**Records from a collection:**

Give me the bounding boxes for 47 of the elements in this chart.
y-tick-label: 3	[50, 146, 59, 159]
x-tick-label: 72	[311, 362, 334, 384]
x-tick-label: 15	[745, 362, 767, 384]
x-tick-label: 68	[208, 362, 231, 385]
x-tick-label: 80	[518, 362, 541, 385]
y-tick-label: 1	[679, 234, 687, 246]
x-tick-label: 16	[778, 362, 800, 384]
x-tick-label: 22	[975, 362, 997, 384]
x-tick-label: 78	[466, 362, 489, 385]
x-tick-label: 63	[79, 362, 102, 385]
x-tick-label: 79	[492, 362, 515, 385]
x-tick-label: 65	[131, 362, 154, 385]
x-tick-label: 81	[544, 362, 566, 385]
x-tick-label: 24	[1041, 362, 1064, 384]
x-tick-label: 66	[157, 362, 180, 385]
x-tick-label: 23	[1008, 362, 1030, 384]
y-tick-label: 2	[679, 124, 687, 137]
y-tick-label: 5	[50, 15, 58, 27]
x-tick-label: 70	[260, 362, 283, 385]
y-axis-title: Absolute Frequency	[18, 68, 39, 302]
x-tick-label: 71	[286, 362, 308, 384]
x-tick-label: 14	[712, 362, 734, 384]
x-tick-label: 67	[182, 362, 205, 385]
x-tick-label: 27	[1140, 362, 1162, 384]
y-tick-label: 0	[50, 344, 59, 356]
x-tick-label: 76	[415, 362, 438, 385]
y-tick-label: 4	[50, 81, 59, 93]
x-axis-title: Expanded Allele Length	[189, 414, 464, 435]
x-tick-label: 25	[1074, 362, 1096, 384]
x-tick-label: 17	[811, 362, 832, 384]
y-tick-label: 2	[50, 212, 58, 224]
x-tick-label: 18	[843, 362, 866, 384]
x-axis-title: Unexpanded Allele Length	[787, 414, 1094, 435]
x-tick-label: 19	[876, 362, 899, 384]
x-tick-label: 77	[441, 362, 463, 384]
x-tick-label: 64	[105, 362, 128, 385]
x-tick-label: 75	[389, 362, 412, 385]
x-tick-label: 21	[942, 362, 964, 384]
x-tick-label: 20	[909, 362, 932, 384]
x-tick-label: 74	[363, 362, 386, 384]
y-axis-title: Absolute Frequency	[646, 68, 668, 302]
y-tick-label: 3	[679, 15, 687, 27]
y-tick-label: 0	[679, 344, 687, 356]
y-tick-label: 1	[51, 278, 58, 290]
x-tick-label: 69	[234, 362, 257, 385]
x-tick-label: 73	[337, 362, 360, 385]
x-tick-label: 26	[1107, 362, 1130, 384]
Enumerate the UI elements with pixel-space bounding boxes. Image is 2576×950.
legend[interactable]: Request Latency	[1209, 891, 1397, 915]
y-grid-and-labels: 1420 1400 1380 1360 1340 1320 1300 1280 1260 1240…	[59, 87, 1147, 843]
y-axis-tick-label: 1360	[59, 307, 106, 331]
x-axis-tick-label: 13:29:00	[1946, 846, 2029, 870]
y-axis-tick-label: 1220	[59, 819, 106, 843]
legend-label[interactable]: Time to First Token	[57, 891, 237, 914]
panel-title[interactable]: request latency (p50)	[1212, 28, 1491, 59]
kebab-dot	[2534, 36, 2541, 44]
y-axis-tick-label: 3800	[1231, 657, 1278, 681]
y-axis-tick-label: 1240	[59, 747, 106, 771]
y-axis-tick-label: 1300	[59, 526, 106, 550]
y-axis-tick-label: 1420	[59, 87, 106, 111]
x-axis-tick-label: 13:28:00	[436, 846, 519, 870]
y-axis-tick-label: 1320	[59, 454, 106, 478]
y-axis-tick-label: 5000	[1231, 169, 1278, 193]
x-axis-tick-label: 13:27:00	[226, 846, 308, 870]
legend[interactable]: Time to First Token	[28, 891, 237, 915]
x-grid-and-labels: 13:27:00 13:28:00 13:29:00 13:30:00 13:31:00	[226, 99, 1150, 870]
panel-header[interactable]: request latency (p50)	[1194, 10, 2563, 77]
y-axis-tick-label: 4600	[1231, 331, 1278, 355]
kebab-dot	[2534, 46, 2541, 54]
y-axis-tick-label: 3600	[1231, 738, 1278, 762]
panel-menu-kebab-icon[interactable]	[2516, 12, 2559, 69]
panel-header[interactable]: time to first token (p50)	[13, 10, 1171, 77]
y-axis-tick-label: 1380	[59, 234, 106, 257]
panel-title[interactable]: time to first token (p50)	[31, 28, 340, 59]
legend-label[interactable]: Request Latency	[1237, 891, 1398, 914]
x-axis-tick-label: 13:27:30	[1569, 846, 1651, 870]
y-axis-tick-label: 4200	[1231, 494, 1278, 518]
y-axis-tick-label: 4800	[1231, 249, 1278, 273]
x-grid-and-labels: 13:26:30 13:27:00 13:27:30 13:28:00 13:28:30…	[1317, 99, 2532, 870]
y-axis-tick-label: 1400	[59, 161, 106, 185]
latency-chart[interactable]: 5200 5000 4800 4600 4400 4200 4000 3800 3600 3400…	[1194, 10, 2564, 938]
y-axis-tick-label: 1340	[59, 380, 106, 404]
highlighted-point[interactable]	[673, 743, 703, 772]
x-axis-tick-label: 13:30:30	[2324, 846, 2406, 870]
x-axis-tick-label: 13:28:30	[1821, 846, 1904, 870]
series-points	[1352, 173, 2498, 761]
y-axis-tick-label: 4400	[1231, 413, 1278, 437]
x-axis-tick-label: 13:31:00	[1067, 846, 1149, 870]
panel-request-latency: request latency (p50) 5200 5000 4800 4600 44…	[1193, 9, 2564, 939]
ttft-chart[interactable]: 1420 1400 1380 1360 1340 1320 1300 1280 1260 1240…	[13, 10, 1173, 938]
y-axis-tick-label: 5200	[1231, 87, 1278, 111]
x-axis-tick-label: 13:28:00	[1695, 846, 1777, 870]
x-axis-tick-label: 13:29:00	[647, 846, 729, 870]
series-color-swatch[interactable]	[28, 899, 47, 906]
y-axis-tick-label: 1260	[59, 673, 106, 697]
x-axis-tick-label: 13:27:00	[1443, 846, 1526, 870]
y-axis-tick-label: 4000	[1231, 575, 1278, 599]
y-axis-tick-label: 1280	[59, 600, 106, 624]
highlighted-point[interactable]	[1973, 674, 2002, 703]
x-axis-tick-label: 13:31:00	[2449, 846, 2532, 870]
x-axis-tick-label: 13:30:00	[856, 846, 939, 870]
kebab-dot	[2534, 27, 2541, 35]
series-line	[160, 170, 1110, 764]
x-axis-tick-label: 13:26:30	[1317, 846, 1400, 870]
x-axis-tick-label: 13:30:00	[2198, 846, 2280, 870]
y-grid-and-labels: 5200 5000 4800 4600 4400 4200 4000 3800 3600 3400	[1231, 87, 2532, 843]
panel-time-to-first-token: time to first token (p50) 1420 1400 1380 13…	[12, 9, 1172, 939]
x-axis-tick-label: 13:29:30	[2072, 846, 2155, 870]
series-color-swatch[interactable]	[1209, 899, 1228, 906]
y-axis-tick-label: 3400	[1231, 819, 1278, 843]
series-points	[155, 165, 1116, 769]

**DIRECTIONS:**
Reproduce the lines of these items without any changes.

**TASK ANSWER:**
Give me the bounding boxes for 47 of the elements in this chart.
y-tick-label: 3	[50, 146, 59, 159]
x-tick-label: 72	[311, 362, 334, 384]
x-tick-label: 15	[745, 362, 767, 384]
x-tick-label: 68	[208, 362, 231, 385]
x-tick-label: 80	[518, 362, 541, 385]
y-tick-label: 1	[679, 234, 687, 246]
x-tick-label: 16	[778, 362, 800, 384]
x-tick-label: 22	[975, 362, 997, 384]
x-tick-label: 78	[466, 362, 489, 385]
x-tick-label: 63	[79, 362, 102, 385]
x-tick-label: 79	[492, 362, 515, 385]
x-tick-label: 65	[131, 362, 154, 385]
x-tick-label: 81	[544, 362, 566, 385]
x-tick-label: 24	[1041, 362, 1064, 384]
x-tick-label: 66	[157, 362, 180, 385]
x-tick-label: 23	[1008, 362, 1030, 384]
y-tick-label: 2	[679, 124, 687, 137]
y-tick-label: 5	[50, 15, 58, 27]
x-tick-label: 70	[260, 362, 283, 385]
y-axis-title: Absolute Frequency	[18, 68, 39, 302]
x-tick-label: 71	[286, 362, 308, 384]
x-tick-label: 14	[712, 362, 734, 384]
x-tick-label: 67	[182, 362, 205, 385]
x-tick-label: 27	[1140, 362, 1162, 384]
y-tick-label: 0	[50, 344, 59, 356]
x-tick-label: 76	[415, 362, 438, 385]
y-tick-label: 4	[50, 81, 59, 93]
x-axis-title: Expanded Allele Length	[189, 414, 464, 435]
x-tick-label: 25	[1074, 362, 1096, 384]
x-tick-label: 17	[811, 362, 832, 384]
y-tick-label: 2	[50, 212, 58, 224]
x-tick-label: 18	[843, 362, 866, 384]
x-axis-title: Unexpanded Allele Length	[787, 414, 1094, 435]
x-tick-label: 19	[876, 362, 899, 384]
x-tick-label: 77	[441, 362, 463, 384]
x-tick-label: 64	[105, 362, 128, 385]
x-tick-label: 75	[389, 362, 412, 385]
x-tick-label: 21	[942, 362, 964, 384]
x-tick-label: 20	[909, 362, 932, 384]
x-tick-label: 74	[363, 362, 386, 384]
y-axis-title: Absolute Frequency	[646, 68, 668, 302]
y-tick-label: 3	[679, 15, 687, 27]
y-tick-label: 0	[679, 344, 687, 356]
y-tick-label: 1	[51, 278, 58, 290]
x-tick-label: 69	[234, 362, 257, 385]
x-tick-label: 73	[337, 362, 360, 385]
x-tick-label: 26	[1107, 362, 1130, 384]
Enumerate the UI elements with pixel-space bounding boxes. Image is 2576×950.
legend[interactable]: Request Latency	[1209, 891, 1397, 915]
y-grid-and-labels: 1420 1400 1380 1360 1340 1320 1300 1280 1260 1240…	[59, 87, 1147, 843]
y-axis-tick-label: 1360	[59, 307, 106, 331]
x-axis-tick-label: 13:29:00	[1946, 846, 2029, 870]
y-axis-tick-label: 1220	[59, 819, 106, 843]
legend-label[interactable]: Time to First Token	[57, 891, 237, 914]
panel-title[interactable]: request latency (p50)	[1212, 28, 1491, 59]
kebab-dot	[2534, 36, 2541, 44]
y-axis-tick-label: 3800	[1231, 657, 1278, 681]
y-axis-tick-label: 1240	[59, 747, 106, 771]
y-axis-tick-label: 1300	[59, 526, 106, 550]
y-axis-tick-label: 1420	[59, 87, 106, 111]
x-axis-tick-label: 13:28:00	[436, 846, 519, 870]
y-axis-tick-label: 1320	[59, 454, 106, 478]
y-axis-tick-label: 5000	[1231, 169, 1278, 193]
x-axis-tick-label: 13:27:00	[226, 846, 308, 870]
legend[interactable]: Time to First Token	[28, 891, 237, 915]
x-grid-and-labels: 13:27:00 13:28:00 13:29:00 13:30:00 13:31:00	[226, 99, 1150, 870]
panel-header[interactable]: request latency (p50)	[1194, 10, 2563, 77]
y-axis-tick-label: 4600	[1231, 331, 1278, 355]
kebab-dot	[2534, 46, 2541, 54]
y-axis-tick-label: 3600	[1231, 738, 1278, 762]
panel-menu-kebab-icon[interactable]	[2516, 12, 2559, 69]
panel-header[interactable]: time to first token (p50)	[13, 10, 1171, 77]
y-axis-tick-label: 1380	[59, 234, 106, 257]
panel-title[interactable]: time to first token (p50)	[31, 28, 340, 59]
legend-label[interactable]: Request Latency	[1237, 891, 1398, 914]
x-axis-tick-label: 13:27:30	[1569, 846, 1651, 870]
y-axis-tick-label: 4200	[1231, 494, 1278, 518]
y-axis-tick-label: 4800	[1231, 249, 1278, 273]
x-grid-and-labels: 13:26:30 13:27:00 13:27:30 13:28:00 13:28:30…	[1317, 99, 2532, 870]
y-axis-tick-label: 1400	[59, 161, 106, 185]
latency-chart[interactable]: 5200 5000 4800 4600 4400 4200 4000 3800 3600 3400…	[1194, 10, 2564, 938]
y-axis-tick-label: 1340	[59, 380, 106, 404]
highlighted-point[interactable]	[673, 743, 703, 772]
x-axis-tick-label: 13:30:30	[2324, 846, 2406, 870]
x-axis-tick-label: 13:28:30	[1821, 846, 1904, 870]
series-points	[1352, 173, 2498, 761]
y-axis-tick-label: 4400	[1231, 413, 1278, 437]
x-axis-tick-label: 13:31:00	[1067, 846, 1149, 870]
panel-request-latency: request latency (p50) 5200 5000 4800 4600 44…	[1193, 9, 2564, 939]
ttft-chart[interactable]: 1420 1400 1380 1360 1340 1320 1300 1280 1260 1240…	[13, 10, 1173, 938]
y-axis-tick-label: 5200	[1231, 87, 1278, 111]
x-axis-tick-label: 13:28:00	[1695, 846, 1777, 870]
x-axis-tick-label: 13:29:00	[647, 846, 729, 870]
series-color-swatch[interactable]	[28, 899, 47, 906]
y-axis-tick-label: 1260	[59, 673, 106, 697]
x-axis-tick-label: 13:27:00	[1443, 846, 1526, 870]
y-axis-tick-label: 4000	[1231, 575, 1278, 599]
y-axis-tick-label: 1280	[59, 600, 106, 624]
highlighted-point[interactable]	[1973, 674, 2002, 703]
x-axis-tick-label: 13:31:00	[2449, 846, 2532, 870]
x-axis-tick-label: 13:30:00	[856, 846, 939, 870]
kebab-dot	[2534, 27, 2541, 35]
series-line	[160, 170, 1110, 764]
x-axis-tick-label: 13:26:30	[1317, 846, 1400, 870]
x-axis-tick-label: 13:30:00	[2198, 846, 2280, 870]
y-grid-and-labels: 5200 5000 4800 4600 4400 4200 4000 3800 3600 3400	[1231, 87, 2532, 843]
panel-time-to-first-token: time to first token (p50) 1420 1400 1380 13…	[12, 9, 1172, 939]
x-axis-tick-label: 13:29:30	[2072, 846, 2155, 870]
series-color-swatch[interactable]	[1209, 899, 1228, 906]
y-axis-tick-label: 3400	[1231, 819, 1278, 843]
series-points	[155, 165, 1116, 769]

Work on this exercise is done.